### Problem
Gather every line from the entries below that includes "center".

### Data provided
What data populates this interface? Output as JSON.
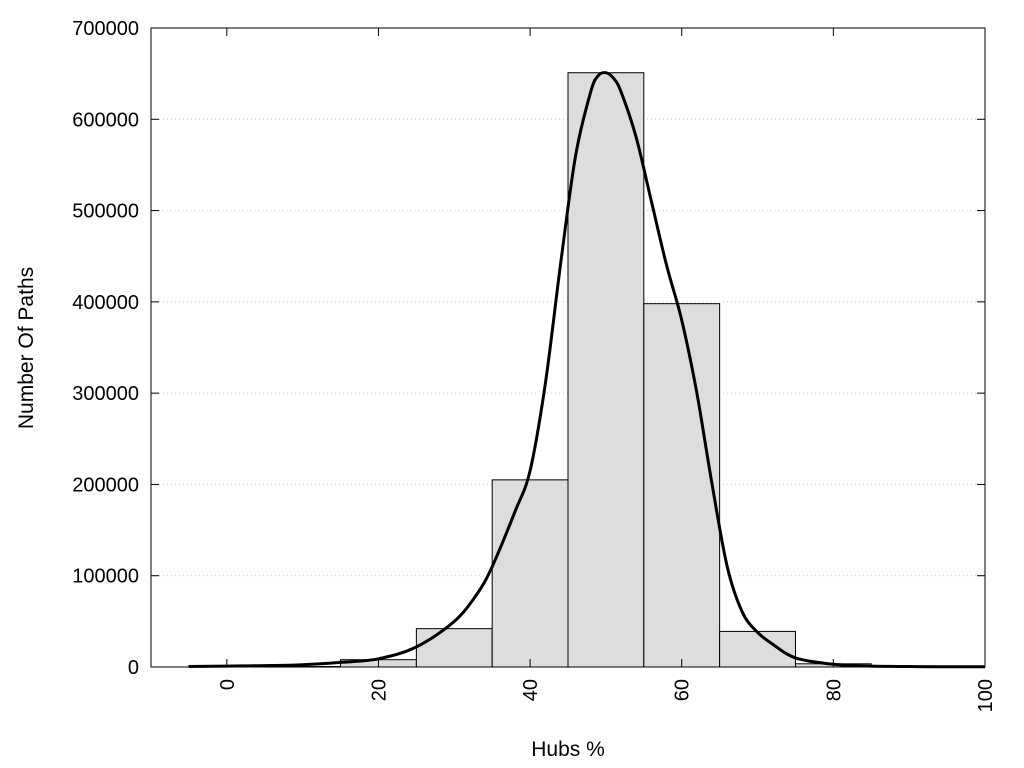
{
  "chart_data": {
    "type": "bar",
    "xlabel": "Hubs %",
    "ylabel": "Number Of Paths",
    "xlim": [
      -10,
      100
    ],
    "ylim": [
      0,
      700000
    ],
    "x_ticks": [
      0,
      20,
      40,
      60,
      80,
      100
    ],
    "y_ticks": [
      0,
      100000,
      200000,
      300000,
      400000,
      500000,
      600000,
      700000
    ],
    "grid": "horizontal dotted",
    "bin_width": 10,
    "bins": [
      {
        "center": 0,
        "value": 1500
      },
      {
        "center": 10,
        "value": 500
      },
      {
        "center": 20,
        "value": 8000
      },
      {
        "center": 30,
        "value": 42000
      },
      {
        "center": 40,
        "value": 205000
      },
      {
        "center": 50,
        "value": 651000
      },
      {
        "center": 60,
        "value": 398000
      },
      {
        "center": 70,
        "value": 39000
      },
      {
        "center": 80,
        "value": 3500
      },
      {
        "center": 90,
        "value": 800
      }
    ],
    "curve": {
      "x": [
        -5,
        0,
        5,
        10,
        15,
        20,
        25,
        30,
        33,
        35,
        38,
        40,
        42,
        44,
        46,
        48,
        49,
        50,
        51,
        52,
        54,
        56,
        58,
        60,
        62,
        64,
        66,
        68,
        70,
        72,
        75,
        80,
        85,
        90,
        95,
        100
      ],
      "y": [
        500,
        1000,
        1500,
        2500,
        5000,
        9000,
        22000,
        50000,
        80000,
        110000,
        170000,
        215000,
        310000,
        440000,
        560000,
        630000,
        648000,
        651000,
        645000,
        630000,
        580000,
        510000,
        440000,
        380000,
        300000,
        200000,
        110000,
        60000,
        38000,
        25000,
        10000,
        3000,
        1000,
        500,
        300,
        200
      ]
    },
    "colors": {
      "bar_fill": "#dddddd",
      "bar_stroke": "#000000",
      "curve": "#000000",
      "grid": "#cccccc"
    }
  }
}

### Solution to the problem
        "center": 0,
        "center": 10,
        "center": 20,
        "center": 30,
        "center": 40,
        "center": 50,
        "center": 60,
        "center": 70,
        "center": 80,
        "center": 90,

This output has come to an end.